Using the material that follows, identify and copy each line with the string "number".

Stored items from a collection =

* * *

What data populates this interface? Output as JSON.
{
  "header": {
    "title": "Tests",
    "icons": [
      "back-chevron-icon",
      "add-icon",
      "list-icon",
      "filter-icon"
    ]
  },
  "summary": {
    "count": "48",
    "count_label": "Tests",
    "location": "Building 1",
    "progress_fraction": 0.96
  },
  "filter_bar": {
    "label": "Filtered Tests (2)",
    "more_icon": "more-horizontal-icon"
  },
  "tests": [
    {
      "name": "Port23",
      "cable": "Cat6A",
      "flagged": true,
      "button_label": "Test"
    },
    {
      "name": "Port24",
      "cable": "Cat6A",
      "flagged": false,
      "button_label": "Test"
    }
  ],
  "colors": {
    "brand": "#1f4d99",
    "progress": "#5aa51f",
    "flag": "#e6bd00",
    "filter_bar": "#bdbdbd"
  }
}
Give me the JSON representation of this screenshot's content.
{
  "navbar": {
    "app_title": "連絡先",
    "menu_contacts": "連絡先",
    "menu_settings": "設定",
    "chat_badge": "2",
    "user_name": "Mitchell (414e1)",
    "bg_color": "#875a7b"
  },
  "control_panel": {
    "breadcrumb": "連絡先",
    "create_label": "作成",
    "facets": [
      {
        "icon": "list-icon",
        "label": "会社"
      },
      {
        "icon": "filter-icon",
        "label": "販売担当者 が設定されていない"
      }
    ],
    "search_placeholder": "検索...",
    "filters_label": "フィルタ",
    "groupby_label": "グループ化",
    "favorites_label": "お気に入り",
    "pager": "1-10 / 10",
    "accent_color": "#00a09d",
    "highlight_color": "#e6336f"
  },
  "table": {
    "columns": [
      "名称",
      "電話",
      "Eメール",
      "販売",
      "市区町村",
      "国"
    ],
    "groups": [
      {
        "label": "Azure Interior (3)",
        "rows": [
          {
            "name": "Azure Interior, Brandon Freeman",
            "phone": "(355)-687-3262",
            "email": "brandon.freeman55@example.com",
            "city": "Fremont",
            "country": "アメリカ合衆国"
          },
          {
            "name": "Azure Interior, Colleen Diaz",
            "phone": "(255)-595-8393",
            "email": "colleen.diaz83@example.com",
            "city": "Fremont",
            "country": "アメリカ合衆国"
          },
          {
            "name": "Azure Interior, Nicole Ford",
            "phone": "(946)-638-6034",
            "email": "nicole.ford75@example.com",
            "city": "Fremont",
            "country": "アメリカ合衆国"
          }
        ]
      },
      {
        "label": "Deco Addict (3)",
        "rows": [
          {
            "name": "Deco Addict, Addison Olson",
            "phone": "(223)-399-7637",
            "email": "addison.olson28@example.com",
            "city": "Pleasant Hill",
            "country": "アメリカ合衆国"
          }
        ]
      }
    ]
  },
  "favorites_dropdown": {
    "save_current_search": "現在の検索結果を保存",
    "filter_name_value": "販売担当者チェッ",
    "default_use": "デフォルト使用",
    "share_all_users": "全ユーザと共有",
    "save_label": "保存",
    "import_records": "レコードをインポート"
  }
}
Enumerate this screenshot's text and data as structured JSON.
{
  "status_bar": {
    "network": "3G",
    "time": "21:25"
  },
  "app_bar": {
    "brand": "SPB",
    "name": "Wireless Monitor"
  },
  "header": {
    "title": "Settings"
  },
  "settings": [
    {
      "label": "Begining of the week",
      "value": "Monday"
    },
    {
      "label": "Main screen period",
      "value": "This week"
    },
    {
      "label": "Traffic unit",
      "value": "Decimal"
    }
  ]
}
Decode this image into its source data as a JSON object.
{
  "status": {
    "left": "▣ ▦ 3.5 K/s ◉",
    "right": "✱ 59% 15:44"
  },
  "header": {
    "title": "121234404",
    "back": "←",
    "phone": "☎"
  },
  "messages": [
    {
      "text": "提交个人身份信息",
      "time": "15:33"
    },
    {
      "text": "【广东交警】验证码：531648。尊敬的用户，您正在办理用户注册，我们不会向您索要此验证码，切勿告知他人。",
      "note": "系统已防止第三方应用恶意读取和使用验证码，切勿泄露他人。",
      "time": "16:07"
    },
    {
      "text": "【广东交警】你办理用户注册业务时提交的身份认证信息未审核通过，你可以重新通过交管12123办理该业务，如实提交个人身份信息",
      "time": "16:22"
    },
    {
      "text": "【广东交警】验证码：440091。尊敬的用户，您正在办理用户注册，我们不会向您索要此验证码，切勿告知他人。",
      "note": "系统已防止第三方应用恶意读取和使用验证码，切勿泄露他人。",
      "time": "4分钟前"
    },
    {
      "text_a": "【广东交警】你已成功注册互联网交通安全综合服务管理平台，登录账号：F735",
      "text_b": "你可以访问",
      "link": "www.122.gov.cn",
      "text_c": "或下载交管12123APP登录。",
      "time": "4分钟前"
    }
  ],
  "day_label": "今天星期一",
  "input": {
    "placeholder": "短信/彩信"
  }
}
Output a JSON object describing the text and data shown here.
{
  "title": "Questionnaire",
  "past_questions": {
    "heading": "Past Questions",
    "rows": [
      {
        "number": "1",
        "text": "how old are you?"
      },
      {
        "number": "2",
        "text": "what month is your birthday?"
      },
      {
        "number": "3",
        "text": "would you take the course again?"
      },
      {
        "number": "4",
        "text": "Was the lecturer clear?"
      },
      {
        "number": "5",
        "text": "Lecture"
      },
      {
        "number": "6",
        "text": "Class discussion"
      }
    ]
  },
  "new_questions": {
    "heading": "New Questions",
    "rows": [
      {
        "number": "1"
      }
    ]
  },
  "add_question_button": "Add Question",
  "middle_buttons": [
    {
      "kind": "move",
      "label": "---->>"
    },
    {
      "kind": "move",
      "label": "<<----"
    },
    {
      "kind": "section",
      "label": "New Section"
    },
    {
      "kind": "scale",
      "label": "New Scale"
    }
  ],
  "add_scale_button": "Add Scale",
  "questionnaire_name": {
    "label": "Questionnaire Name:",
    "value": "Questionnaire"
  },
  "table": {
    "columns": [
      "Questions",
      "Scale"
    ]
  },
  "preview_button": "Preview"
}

* * *

Exercise output =
        "number": "1",
        "number": "2",
        "number": "3",
        "number": "4",
        "number": "5",
        "number": "6",
        "number": "1"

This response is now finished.